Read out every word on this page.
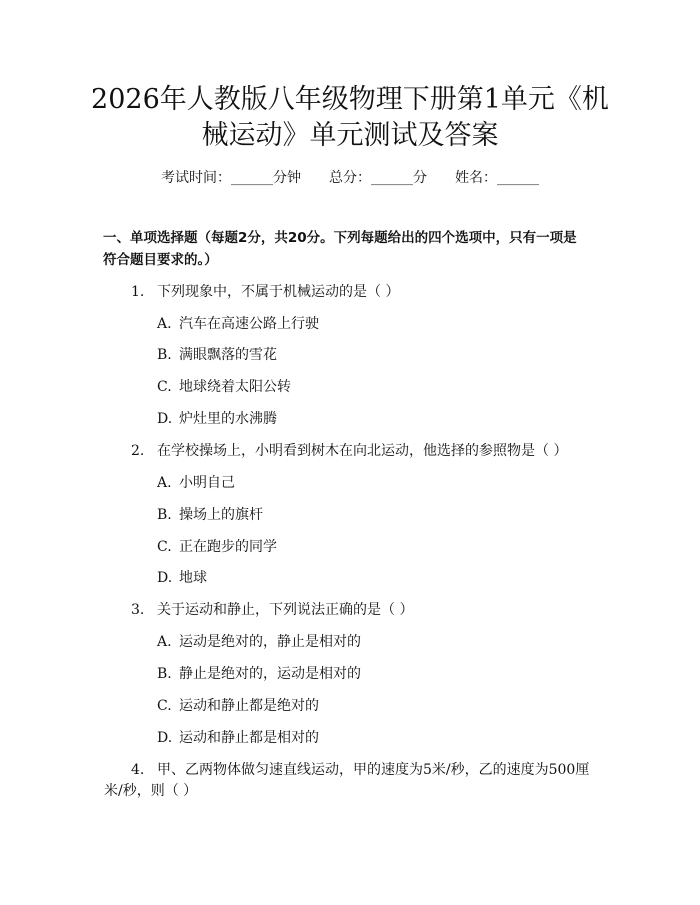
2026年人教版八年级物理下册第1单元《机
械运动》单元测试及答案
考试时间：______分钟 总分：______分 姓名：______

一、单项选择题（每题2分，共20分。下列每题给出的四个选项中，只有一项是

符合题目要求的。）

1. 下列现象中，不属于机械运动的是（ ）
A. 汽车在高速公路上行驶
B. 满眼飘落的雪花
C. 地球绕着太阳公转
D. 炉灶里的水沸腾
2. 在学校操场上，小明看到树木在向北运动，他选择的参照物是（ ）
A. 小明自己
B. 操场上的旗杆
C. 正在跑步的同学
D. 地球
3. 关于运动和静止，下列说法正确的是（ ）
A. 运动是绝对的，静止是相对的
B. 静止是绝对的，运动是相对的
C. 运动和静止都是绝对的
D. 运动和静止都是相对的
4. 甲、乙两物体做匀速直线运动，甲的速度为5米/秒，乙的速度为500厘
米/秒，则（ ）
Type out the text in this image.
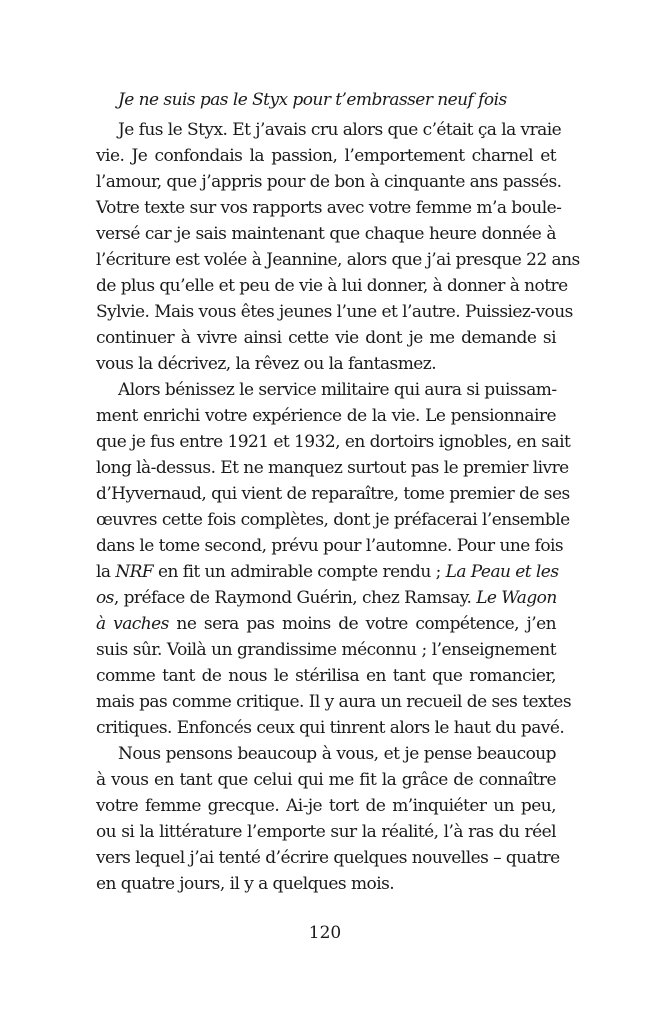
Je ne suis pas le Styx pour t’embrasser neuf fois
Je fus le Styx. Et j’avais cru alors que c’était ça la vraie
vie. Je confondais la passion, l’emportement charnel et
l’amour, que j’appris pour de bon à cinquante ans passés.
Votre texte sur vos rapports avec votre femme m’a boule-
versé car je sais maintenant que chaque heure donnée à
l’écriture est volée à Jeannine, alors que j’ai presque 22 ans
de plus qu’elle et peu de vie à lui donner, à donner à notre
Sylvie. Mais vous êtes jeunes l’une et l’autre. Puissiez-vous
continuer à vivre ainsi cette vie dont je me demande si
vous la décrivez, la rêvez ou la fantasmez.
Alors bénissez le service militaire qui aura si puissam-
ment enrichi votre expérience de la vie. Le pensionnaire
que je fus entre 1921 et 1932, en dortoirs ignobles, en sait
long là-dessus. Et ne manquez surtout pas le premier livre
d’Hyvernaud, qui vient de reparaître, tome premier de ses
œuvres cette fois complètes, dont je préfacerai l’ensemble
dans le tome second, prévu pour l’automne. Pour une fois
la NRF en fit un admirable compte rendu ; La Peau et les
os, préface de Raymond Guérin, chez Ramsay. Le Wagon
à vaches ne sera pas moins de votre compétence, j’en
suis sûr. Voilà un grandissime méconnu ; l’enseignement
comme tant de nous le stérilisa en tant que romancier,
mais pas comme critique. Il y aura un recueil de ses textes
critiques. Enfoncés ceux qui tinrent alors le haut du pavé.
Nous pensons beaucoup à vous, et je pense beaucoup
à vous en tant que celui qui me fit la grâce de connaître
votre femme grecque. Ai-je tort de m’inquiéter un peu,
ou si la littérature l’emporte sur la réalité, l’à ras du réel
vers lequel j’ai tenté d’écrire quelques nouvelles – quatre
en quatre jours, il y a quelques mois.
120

------------------------------------------------------------

Make a word-for-word copy of the entries, without any pictures.

Read out every word on this page.
2026年人教版八年级物理下册第1单元《机
械运动》单元测试及答案
考试时间：______分钟 总分：______分 姓名：______

一、单项选择题（每题2分，共20分。下列每题给出的四个选项中，只有一项是

符合题目要求的。）

1. 下列现象中，不属于机械运动的是（ ）
A. 汽车在高速公路上行驶
B. 满眼飘落的雪花
C. 地球绕着太阳公转
D. 炉灶里的水沸腾
2. 在学校操场上，小明看到树木在向北运动，他选择的参照物是（ ）
A. 小明自己
B. 操场上的旗杆
C. 正在跑步的同学
D. 地球
3. 关于运动和静止，下列说法正确的是（ ）
A. 运动是绝对的，静止是相对的
B. 静止是绝对的，运动是相对的
C. 运动和静止都是绝对的
D. 运动和静止都是相对的
4. 甲、乙两物体做匀速直线运动，甲的速度为5米/秒，乙的速度为500厘
米/秒，则（ ）
Type out the text in this image.
Je ne suis pas le Styx pour t’embrasser neuf fois
Je fus le Styx. Et j’avais cru alors que c’était ça la vraie
vie. Je confondais la passion, l’emportement charnel et
l’amour, que j’appris pour de bon à cinquante ans passés.
Votre texte sur vos rapports avec votre femme m’a boule-
versé car je sais maintenant que chaque heure donnée à
l’écriture est volée à Jeannine, alors que j’ai presque 22 ans
de plus qu’elle et peu de vie à lui donner, à donner à notre
Sylvie. Mais vous êtes jeunes l’une et l’autre. Puissiez-vous
continuer à vivre ainsi cette vie dont je me demande si
vous la décrivez, la rêvez ou la fantasmez.
Alors bénissez le service militaire qui aura si puissam-
ment enrichi votre expérience de la vie. Le pensionnaire
que je fus entre 1921 et 1932, en dortoirs ignobles, en sait
long là-dessus. Et ne manquez surtout pas le premier livre
d’Hyvernaud, qui vient de reparaître, tome premier de ses
œuvres cette fois complètes, dont je préfacerai l’ensemble
dans le tome second, prévu pour l’automne. Pour une fois
la NRF en fit un admirable compte rendu ; La Peau et les
os, préface de Raymond Guérin, chez Ramsay. Le Wagon
à vaches ne sera pas moins de votre compétence, j’en
suis sûr. Voilà un grandissime méconnu ; l’enseignement
comme tant de nous le stérilisa en tant que romancier,
mais pas comme critique. Il y aura un recueil de ses textes
critiques. Enfoncés ceux qui tinrent alors le haut du pavé.
Nous pensons beaucoup à vous, et je pense beaucoup
à vous en tant que celui qui me fit la grâce de connaître
votre femme grecque. Ai-je tort de m’inquiéter un peu,
ou si la littérature l’emporte sur la réalité, l’à ras du réel
vers lequel j’ai tenté d’écrire quelques nouvelles – quatre
en quatre jours, il y a quelques mois.
120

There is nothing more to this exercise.